[The request]
Return the full listing exactly as it is written.

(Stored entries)
§

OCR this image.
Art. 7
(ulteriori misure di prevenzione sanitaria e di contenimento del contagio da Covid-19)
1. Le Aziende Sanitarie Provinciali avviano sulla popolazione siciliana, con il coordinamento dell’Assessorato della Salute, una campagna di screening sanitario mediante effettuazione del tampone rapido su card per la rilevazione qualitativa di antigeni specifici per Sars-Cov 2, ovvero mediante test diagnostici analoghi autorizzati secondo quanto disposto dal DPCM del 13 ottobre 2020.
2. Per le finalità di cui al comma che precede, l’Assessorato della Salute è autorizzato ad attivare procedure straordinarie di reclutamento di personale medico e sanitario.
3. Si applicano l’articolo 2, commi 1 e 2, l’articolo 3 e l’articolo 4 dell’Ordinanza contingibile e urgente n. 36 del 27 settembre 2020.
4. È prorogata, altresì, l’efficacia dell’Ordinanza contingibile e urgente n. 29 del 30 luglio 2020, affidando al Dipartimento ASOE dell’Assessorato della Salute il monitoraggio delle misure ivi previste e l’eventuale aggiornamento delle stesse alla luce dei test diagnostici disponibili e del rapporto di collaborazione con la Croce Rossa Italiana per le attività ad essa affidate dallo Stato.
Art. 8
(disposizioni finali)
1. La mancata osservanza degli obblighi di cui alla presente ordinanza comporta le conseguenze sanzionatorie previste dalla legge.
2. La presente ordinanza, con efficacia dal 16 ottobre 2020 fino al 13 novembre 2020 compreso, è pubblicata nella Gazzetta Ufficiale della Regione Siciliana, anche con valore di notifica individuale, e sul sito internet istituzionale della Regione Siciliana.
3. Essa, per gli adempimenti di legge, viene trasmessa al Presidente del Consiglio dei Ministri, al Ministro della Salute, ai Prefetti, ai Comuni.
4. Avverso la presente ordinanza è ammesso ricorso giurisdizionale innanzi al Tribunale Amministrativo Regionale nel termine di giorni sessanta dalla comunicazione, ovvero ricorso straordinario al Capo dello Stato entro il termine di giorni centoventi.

§

[Solution to this exercise]
OCR this image.
Art. 7
(ulteriori misure di prevenzione sanitaria e di contenimento del contagio da Covid-19)
1. Le Aziende Sanitarie Provinciali avviano sulla popolazione siciliana, con il coordinamento dell’Assessorato della Salute, una campagna di screening sanitario mediante effettuazione del tampone rapido su card per la rilevazione qualitativa di antigeni specifici per Sars-Cov 2, ovvero mediante test diagnostici analoghi autorizzati secondo quanto disposto dal DPCM del 13 ottobre 2020.
2. Per le finalità di cui al comma che precede, l’Assessorato della Salute è autorizzato ad attivare procedure straordinarie di reclutamento di personale medico e sanitario.
3. Si applicano l’articolo 2, commi 1 e 2, l’articolo 3 e l’articolo 4 dell’Ordinanza contingibile e urgente n. 36 del 27 settembre 2020.
4. È prorogata, altresì, l’efficacia dell’Ordinanza contingibile e urgente n. 29 del 30 luglio 2020, affidando al Dipartimento ASOE dell’Assessorato della Salute il monitoraggio delle misure ivi previste e l’eventuale aggiornamento delle stesse alla luce dei test diagnostici disponibili e del rapporto di collaborazione con la Croce Rossa Italiana per le attività ad essa affidate dallo Stato.
Art. 8
(disposizioni finali)
1. La mancata osservanza degli obblighi di cui alla presente ordinanza comporta le conseguenze sanzionatorie previste dalla legge.
2. La presente ordinanza, con efficacia dal 16 ottobre 2020 fino al 13 novembre 2020 compreso, è pubblicata nella Gazzetta Ufficiale della Regione Siciliana, anche con valore di notifica individuale, e sul sito internet istituzionale della Regione Siciliana.
3. Essa, per gli adempimenti di legge, viene trasmessa al Presidente del Consiglio dei Ministri, al Ministro della Salute, ai Prefetti, ai Comuni.
4. Avverso la presente ordinanza è ammesso ricorso giurisdizionale innanzi al Tribunale Amministrativo Regionale nel termine di giorni sessanta dalla comunicazione, ovvero ricorso straordinario al Capo dello Stato entro il termine di giorni centoventi.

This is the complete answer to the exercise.